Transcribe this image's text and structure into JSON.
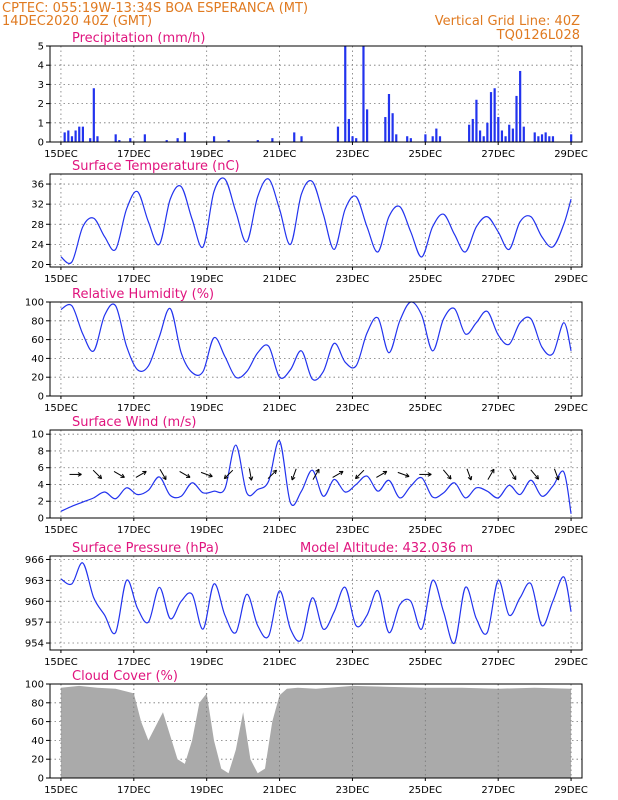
{
  "header": {
    "left_line1": "CPTEC:   055:19W-13:34S   BOA ESPERANCA (MT)",
    "left_line2": "14DEC2020 40Z (GMT)",
    "right_line1": "Vertical Grid Line: 40Z",
    "right_line2": "TQ0126L028"
  },
  "colors": {
    "header": "#e07a20",
    "panel_title": "#e0147e",
    "series": "#2233ee",
    "cloud": "#aaaaaa"
  },
  "x_tick_labels": [
    "15DEC",
    "17DEC",
    "19DEC",
    "21DEC",
    "23DEC",
    "25DEC",
    "27DEC",
    "29DEC"
  ],
  "chart_data": [
    {
      "type": "bar",
      "title": "Precipitation  (mm/h)",
      "yticks": [
        "0",
        "1",
        "2",
        "3",
        "4",
        "5"
      ],
      "ylim": [
        0,
        5
      ],
      "x_days": [
        0.1,
        0.2,
        0.3,
        0.4,
        0.5,
        0.6,
        0.8,
        0.9,
        1.0,
        1.5,
        1.6,
        1.9,
        2.3,
        2.9,
        3.2,
        3.4,
        4.2,
        4.6,
        5.4,
        5.8,
        6.4,
        6.6,
        7.6,
        7.8,
        7.9,
        8.0,
        8.1,
        8.3,
        8.4,
        8.9,
        9.0,
        9.1,
        9.2,
        9.5,
        9.6,
        10.0,
        10.2,
        10.3,
        10.4,
        11.2,
        11.3,
        11.4,
        11.5,
        11.6,
        11.7,
        11.8,
        11.9,
        12.0,
        12.1,
        12.2,
        12.3,
        12.4,
        12.5,
        12.6,
        12.7,
        13.0,
        13.1,
        13.2,
        13.3,
        13.4,
        13.5,
        14.0
      ],
      "values": [
        0.5,
        0.6,
        0.3,
        0.6,
        0.8,
        0.8,
        0.2,
        2.8,
        0.3,
        0.4,
        0.1,
        0.2,
        0.4,
        0.1,
        0.2,
        0.5,
        0.3,
        0.1,
        0.1,
        0.2,
        0.5,
        0.3,
        0.8,
        5.0,
        1.2,
        0.3,
        0.2,
        5.0,
        1.7,
        1.3,
        2.5,
        1.5,
        0.4,
        0.3,
        0.2,
        0.4,
        0.3,
        0.7,
        0.3,
        0.9,
        1.2,
        2.2,
        0.6,
        0.3,
        1.0,
        2.6,
        2.8,
        1.3,
        0.6,
        0.3,
        0.9,
        0.7,
        2.4,
        3.7,
        0.8,
        0.5,
        0.3,
        0.4,
        0.5,
        0.3,
        0.3,
        0.4
      ]
    },
    {
      "type": "line",
      "title": "Surface Temperature (nC)",
      "yticks": [
        "20",
        "24",
        "28",
        "32",
        "36"
      ],
      "ylim": [
        19.5,
        38
      ],
      "x_days": [
        0,
        0.3,
        0.6,
        0.9,
        1.2,
        1.5,
        1.8,
        2.1,
        2.4,
        2.7,
        3.0,
        3.3,
        3.6,
        3.9,
        4.2,
        4.5,
        4.8,
        5.1,
        5.4,
        5.7,
        6.0,
        6.3,
        6.6,
        6.9,
        7.2,
        7.5,
        7.8,
        8.1,
        8.4,
        8.7,
        9.0,
        9.3,
        9.6,
        9.9,
        10.2,
        10.5,
        10.8,
        11.1,
        11.4,
        11.7,
        12.0,
        12.3,
        12.6,
        12.9,
        13.2,
        13.5,
        13.8,
        14.0
      ],
      "values": [
        21.5,
        20.5,
        27.5,
        29.2,
        25.5,
        23.0,
        31.0,
        34.5,
        28.5,
        24.0,
        33.0,
        35.5,
        29.0,
        23.5,
        34.5,
        37.0,
        30.5,
        24.5,
        33.5,
        37.0,
        31.0,
        24.0,
        34.0,
        36.5,
        30.0,
        23.0,
        31.0,
        33.5,
        27.5,
        22.5,
        29.5,
        31.5,
        26.5,
        21.5,
        27.5,
        30.0,
        26.0,
        22.5,
        27.5,
        29.5,
        26.5,
        23.0,
        28.5,
        29.5,
        25.5,
        23.5,
        28.0,
        33.0
      ]
    },
    {
      "type": "line",
      "title": "Relative Humidity  (%)",
      "yticks": [
        "0",
        "20",
        "40",
        "60",
        "80",
        "100"
      ],
      "ylim": [
        0,
        100
      ],
      "x_days": [
        0,
        0.3,
        0.6,
        0.9,
        1.2,
        1.5,
        1.8,
        2.1,
        2.4,
        2.7,
        3.0,
        3.3,
        3.6,
        3.9,
        4.2,
        4.5,
        4.8,
        5.1,
        5.4,
        5.7,
        6.0,
        6.3,
        6.6,
        6.9,
        7.2,
        7.5,
        7.8,
        8.1,
        8.4,
        8.7,
        9.0,
        9.3,
        9.6,
        9.9,
        10.2,
        10.5,
        10.8,
        11.1,
        11.4,
        11.7,
        12.0,
        12.3,
        12.6,
        12.9,
        13.2,
        13.5,
        13.8,
        14.0
      ],
      "values": [
        92,
        96,
        66,
        48,
        86,
        96,
        53,
        28,
        32,
        63,
        93,
        46,
        25,
        26,
        62,
        42,
        20,
        26,
        46,
        53,
        20,
        28,
        48,
        18,
        26,
        56,
        36,
        32,
        67,
        83,
        46,
        80,
        100,
        86,
        48,
        82,
        93,
        66,
        78,
        90,
        65,
        55,
        78,
        82,
        52,
        45,
        78,
        48
      ]
    },
    {
      "type": "line",
      "title": "Surface Wind  (m/s)",
      "yticks": [
        "0",
        "2",
        "4",
        "6",
        "8",
        "10"
      ],
      "ylim": [
        0,
        10.5
      ],
      "x_days": [
        0,
        0.3,
        0.6,
        0.9,
        1.2,
        1.5,
        1.8,
        2.1,
        2.4,
        2.7,
        3.0,
        3.3,
        3.6,
        3.9,
        4.2,
        4.5,
        4.8,
        5.1,
        5.4,
        5.7,
        6.0,
        6.3,
        6.6,
        6.9,
        7.2,
        7.5,
        7.8,
        8.1,
        8.4,
        8.7,
        9.0,
        9.3,
        9.6,
        9.9,
        10.2,
        10.5,
        10.8,
        11.1,
        11.4,
        11.7,
        12.0,
        12.3,
        12.6,
        12.9,
        13.2,
        13.5,
        13.8,
        14.0
      ],
      "values": [
        0.8,
        1.4,
        1.9,
        2.4,
        3.1,
        2.3,
        3.6,
        2.8,
        3.3,
        4.9,
        2.7,
        2.6,
        4.2,
        3.0,
        3.2,
        3.5,
        8.7,
        3.0,
        3.4,
        4.4,
        9.2,
        1.8,
        3.2,
        5.7,
        2.6,
        4.6,
        3.1,
        4.0,
        5.0,
        3.2,
        4.5,
        2.4,
        3.8,
        4.8,
        2.5,
        3.0,
        4.2,
        2.4,
        3.6,
        3.2,
        2.4,
        3.9,
        2.8,
        4.5,
        2.6,
        3.8,
        5.5,
        0.5
      ],
      "arrow_x_days": [
        0.4,
        1.0,
        1.6,
        2.2,
        2.8,
        3.4,
        4.0,
        4.6,
        5.2,
        5.8,
        6.4,
        7.0,
        7.6,
        8.2,
        8.8,
        9.4,
        10.0,
        10.6,
        11.2,
        11.8,
        12.4,
        13.0,
        13.6
      ],
      "arrow_dir_deg": [
        90,
        135,
        120,
        60,
        150,
        120,
        110,
        225,
        170,
        45,
        200,
        30,
        60,
        225,
        60,
        110,
        90,
        140,
        160,
        30,
        150,
        140,
        160
      ]
    },
    {
      "type": "line",
      "title": "Surface Pressure  (hPa)",
      "subtitle": "Model Altitude:  432.036  m",
      "yticks": [
        "954",
        "957",
        "960",
        "963",
        "966"
      ],
      "ylim": [
        953,
        966.5
      ],
      "x_days": [
        0,
        0.3,
        0.6,
        0.9,
        1.2,
        1.5,
        1.8,
        2.1,
        2.4,
        2.7,
        3.0,
        3.3,
        3.6,
        3.9,
        4.2,
        4.5,
        4.8,
        5.1,
        5.4,
        5.7,
        6.0,
        6.3,
        6.6,
        6.9,
        7.2,
        7.5,
        7.8,
        8.1,
        8.4,
        8.7,
        9.0,
        9.3,
        9.6,
        9.9,
        10.2,
        10.5,
        10.8,
        11.1,
        11.4,
        11.7,
        12.0,
        12.3,
        12.6,
        12.9,
        13.2,
        13.5,
        13.8,
        14.0
      ],
      "values": [
        963.2,
        962.5,
        965.5,
        960.5,
        958.0,
        955.5,
        963.0,
        959.0,
        957.0,
        962.0,
        957.5,
        960.0,
        961.0,
        956.0,
        962.5,
        958.0,
        955.5,
        961.0,
        956.5,
        955.0,
        961.5,
        956.0,
        954.5,
        960.5,
        956.0,
        958.5,
        962.0,
        956.5,
        958.0,
        961.5,
        955.5,
        959.5,
        960.0,
        956.0,
        963.0,
        958.5,
        954.0,
        962.0,
        957.5,
        955.5,
        963.0,
        958.0,
        960.5,
        962.5,
        956.5,
        960.0,
        963.5,
        958.5
      ]
    },
    {
      "type": "area",
      "title": "Cloud Cover  (%)",
      "yticks": [
        "0",
        "20",
        "40",
        "60",
        "80",
        "100"
      ],
      "ylim": [
        0,
        100
      ],
      "x_days": [
        0,
        0.5,
        1.0,
        1.5,
        2.0,
        2.2,
        2.4,
        2.6,
        2.8,
        3.0,
        3.2,
        3.4,
        3.6,
        3.8,
        4.0,
        4.2,
        4.4,
        4.6,
        4.8,
        5.0,
        5.2,
        5.4,
        5.6,
        5.8,
        6.0,
        6.2,
        6.5,
        7.0,
        8.0,
        9.0,
        10.0,
        11.0,
        12.0,
        13.0,
        14.0
      ],
      "values": [
        96,
        98,
        96,
        95,
        90,
        60,
        40,
        55,
        70,
        45,
        20,
        15,
        40,
        80,
        90,
        40,
        10,
        5,
        30,
        70,
        20,
        5,
        10,
        60,
        88,
        95,
        96,
        95,
        98,
        97,
        96,
        96,
        95,
        96,
        95
      ]
    }
  ]
}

------------------------

WORK TO BE COMPLETED:
List each line in the listing that contains the string "Surface".

ANSWER:
      "title": "Surface Temperature (nC)",
      "title": "Surface Wind  (m/s)",
      "title": "Surface Pressure  (hPa)",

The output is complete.